__To be done__
Restate the data word for word and leave the images out.

▬▬▬▬▬▬

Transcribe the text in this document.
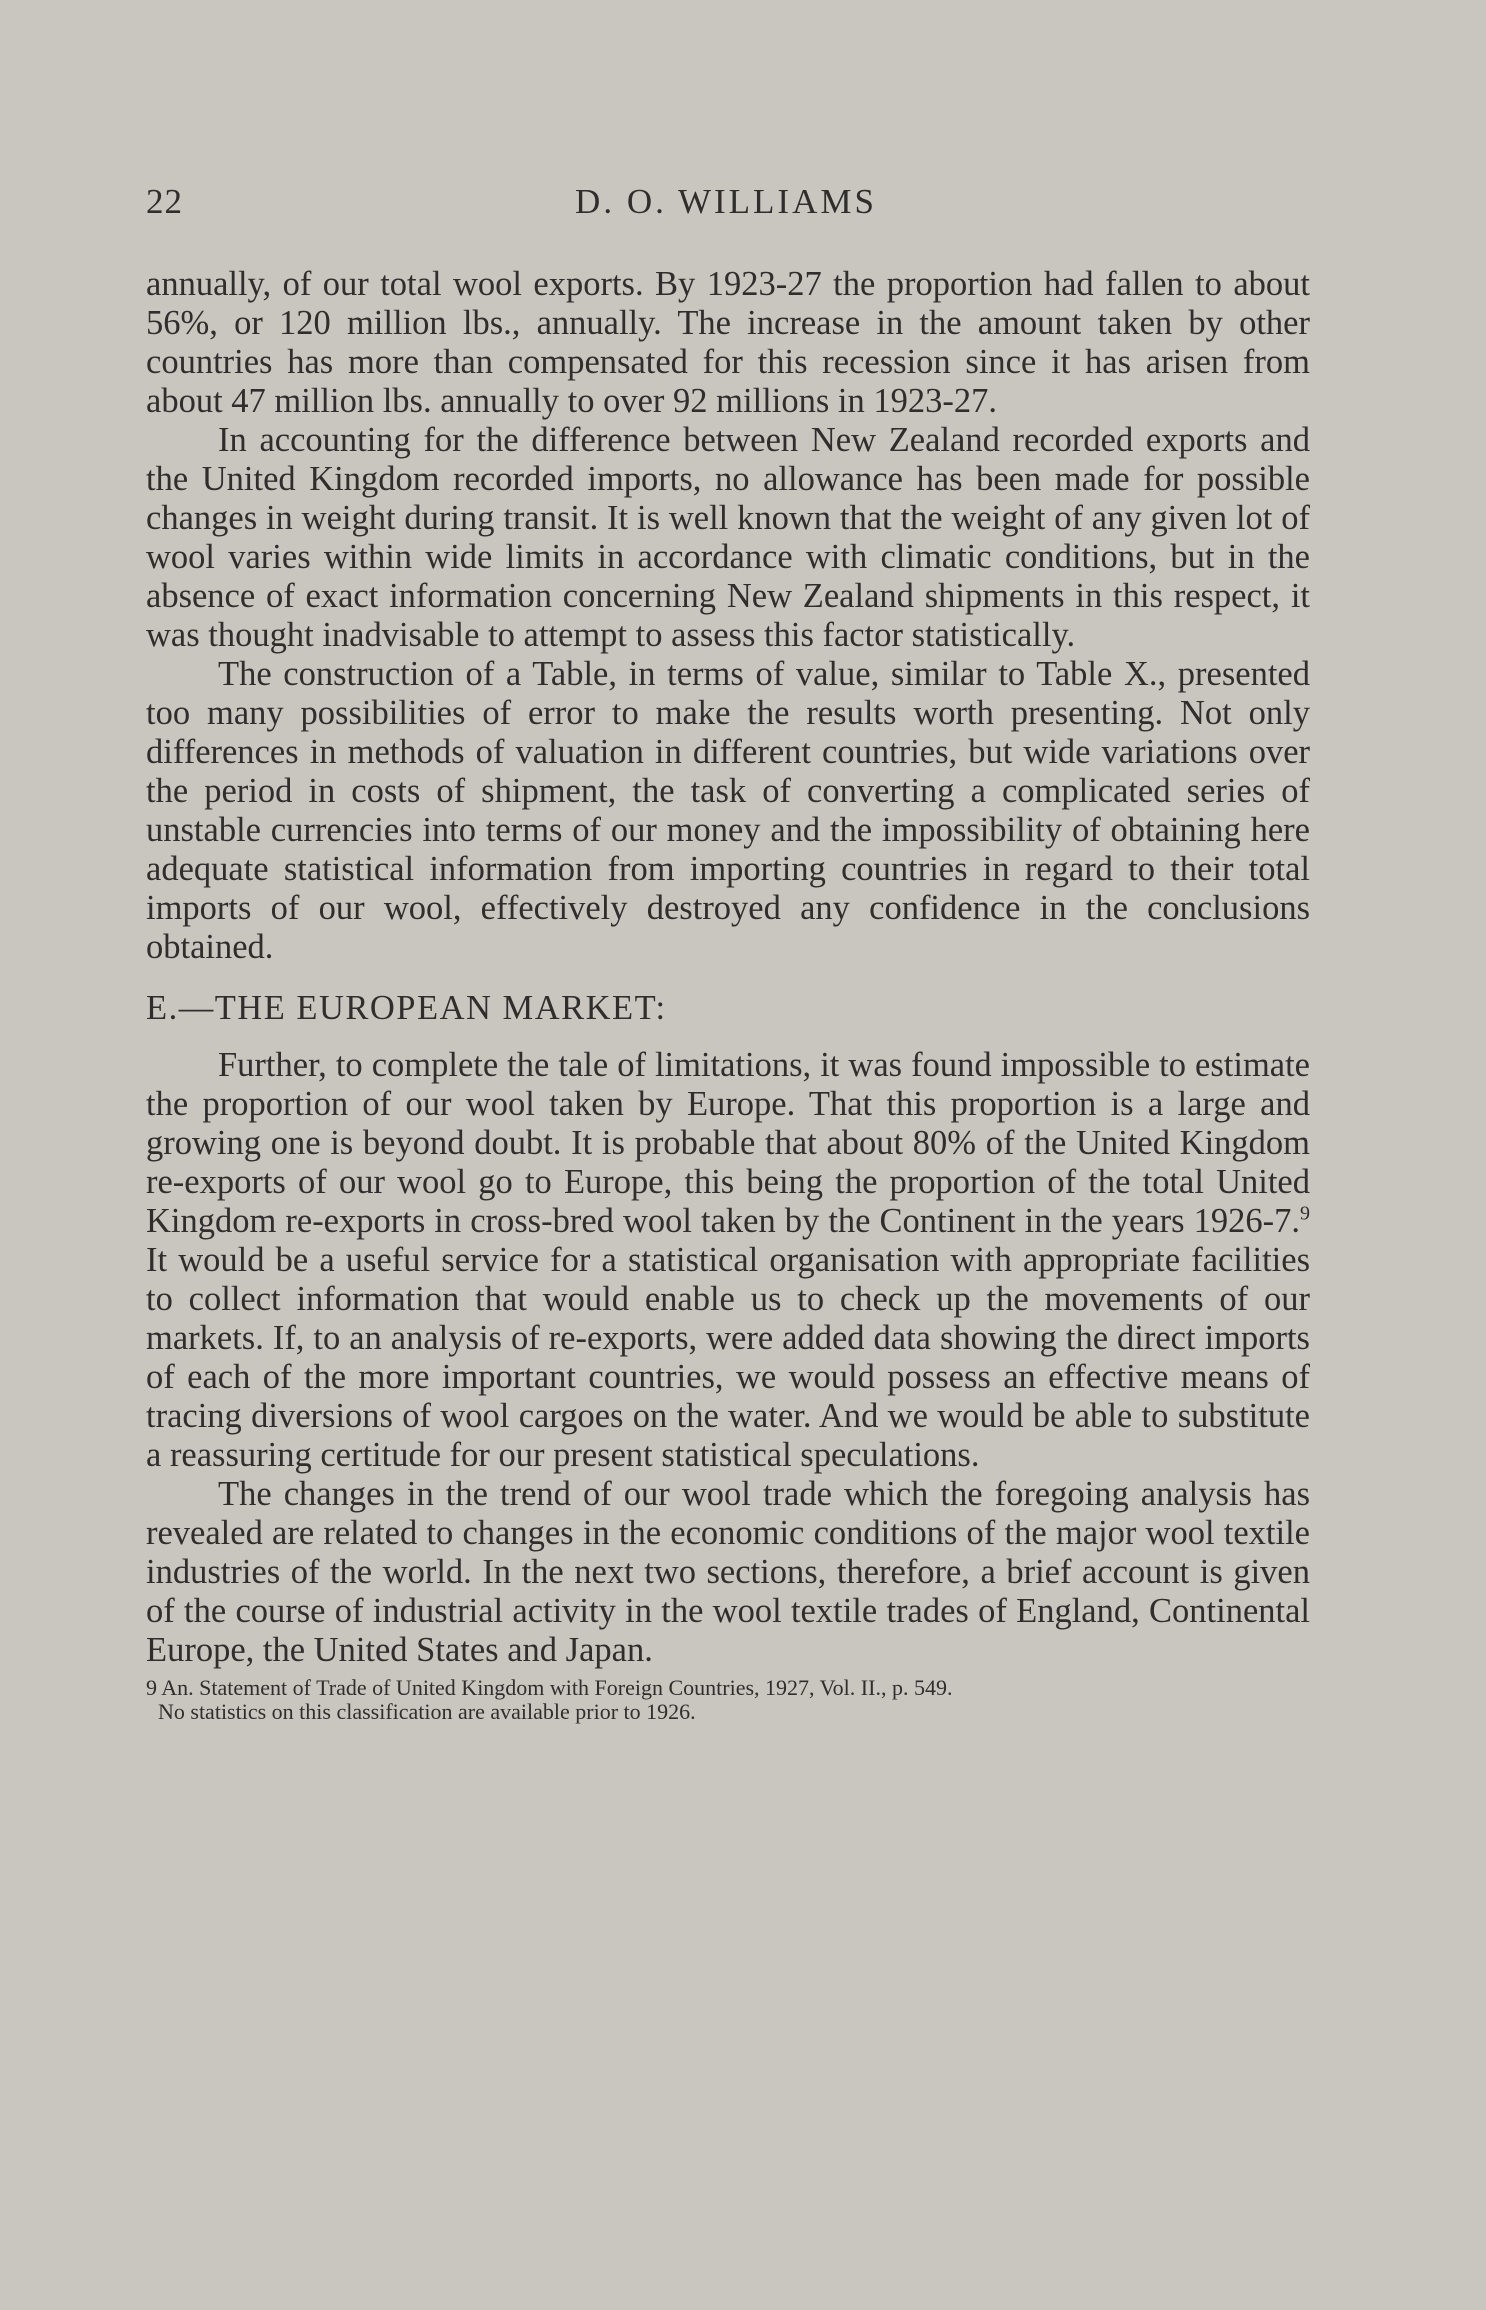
22	D. O. WILLIAMS

annually, of our total wool exports. By 1923-27 the proportion had fallen to about 56%, or 120 million lbs., annually. The increase in the amount taken by other countries has more than compensated for this recession since it has arisen from about 47 million lbs. annually to over 92 millions in 1923-27.

In accounting for the difference between New Zealand recorded exports and the United Kingdom recorded imports, no allowance has been made for possible changes in weight during transit. It is well known that the weight of any given lot of wool varies within wide limits in accordance with climatic conditions, but in the absence of exact information concerning New Zealand shipments in this respect, it was thought inadvisable to attempt to assess this factor statistically.

The construction of a Table, in terms of value, similar to Table X., presented too many possibilities of error to make the results worth presenting. Not only differences in methods of valuation in different countries, but wide variations over the period in costs of shipment, the task of converting a complicated series of unstable currencies into terms of our money and the impossibility of obtaining here adequate statistical information from importing countries in regard to their total imports of our wool, effectively destroyed any confidence in the conclusions obtained.

E.—THE EUROPEAN MARKET:

Further, to complete the tale of limitations, it was found impossible to estimate the proportion of our wool taken by Europe. That this proportion is a large and growing one is beyond doubt. It is probable that about 80% of the United Kingdom re-exports of our wool go to Europe, this being the proportion of the total United Kingdom re-exports in cross-bred wool taken by the Continent in the years 1926-7.$^9$ It would be a useful service for a statistical organisation with appropriate facilities to collect information that would enable us to check up the movements of our markets. If, to an analysis of re-exports, were added data showing the direct imports of each of the more important countries, we would possess an effective means of tracing diversions of wool cargoes on the water. And we would be able to substitute a reassuring certitude for our present statistical speculations.

The changes in the trend of our wool trade which the foregoing analysis has revealed are related to changes in the economic conditions of the major wool textile industries of the world. In the next two sections, therefore, a brief account is given of the course of industrial activity in the wool textile trades of England, Continental Europe, the United States and Japan.

9 An. Statement of Trade of United Kingdom with Foreign Countries, 1927, Vol. II., p. 549.

No statistics on this classification are available prior to 1926.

▬▬▬▬▬▬

__Solution to this task__
Transcribe the text in this document.
22	D. O. WILLIAMS

annually, of our total wool exports. By 1923-27 the proportion had fallen to about 56%, or 120 million lbs., annually. The increase in the amount taken by other countries has more than compensated for this recession since it has arisen from about 47 million lbs. annually to over 92 millions in 1923-27.

In accounting for the difference between New Zealand recorded exports and the United Kingdom recorded imports, no allowance has been made for possible changes in weight during transit. It is well known that the weight of any given lot of wool varies within wide limits in accordance with climatic conditions, but in the absence of exact information concerning New Zealand shipments in this respect, it was thought inadvisable to attempt to assess this factor statistically.

The construction of a Table, in terms of value, similar to Table X., presented too many possibilities of error to make the results worth presenting. Not only differences in methods of valuation in different countries, but wide variations over the period in costs of shipment, the task of converting a complicated series of unstable currencies into terms of our money and the impossibility of obtaining here adequate statistical information from importing countries in regard to their total imports of our wool, effectively destroyed any confidence in the conclusions obtained.

E.—THE EUROPEAN MARKET:

Further, to complete the tale of limitations, it was found impossible to estimate the proportion of our wool taken by Europe. That this proportion is a large and growing one is beyond doubt. It is probable that about 80% of the United Kingdom re-exports of our wool go to Europe, this being the proportion of the total United Kingdom re-exports in cross-bred wool taken by the Continent in the years 1926-7.$^9$ It would be a useful service for a statistical organisation with appropriate facilities to collect information that would enable us to check up the movements of our markets. If, to an analysis of re-exports, were added data showing the direct imports of each of the more important countries, we would possess an effective means of tracing diversions of wool cargoes on the water. And we would be able to substitute a reassuring certitude for our present statistical speculations.

The changes in the trend of our wool trade which the foregoing analysis has revealed are related to changes in the economic conditions of the major wool textile industries of the world. In the next two sections, therefore, a brief account is given of the course of industrial activity in the wool textile trades of England, Continental Europe, the United States and Japan.

9 An. Statement of Trade of United Kingdom with Foreign Countries, 1927, Vol. II., p. 549.

No statistics on this classification are available prior to 1926.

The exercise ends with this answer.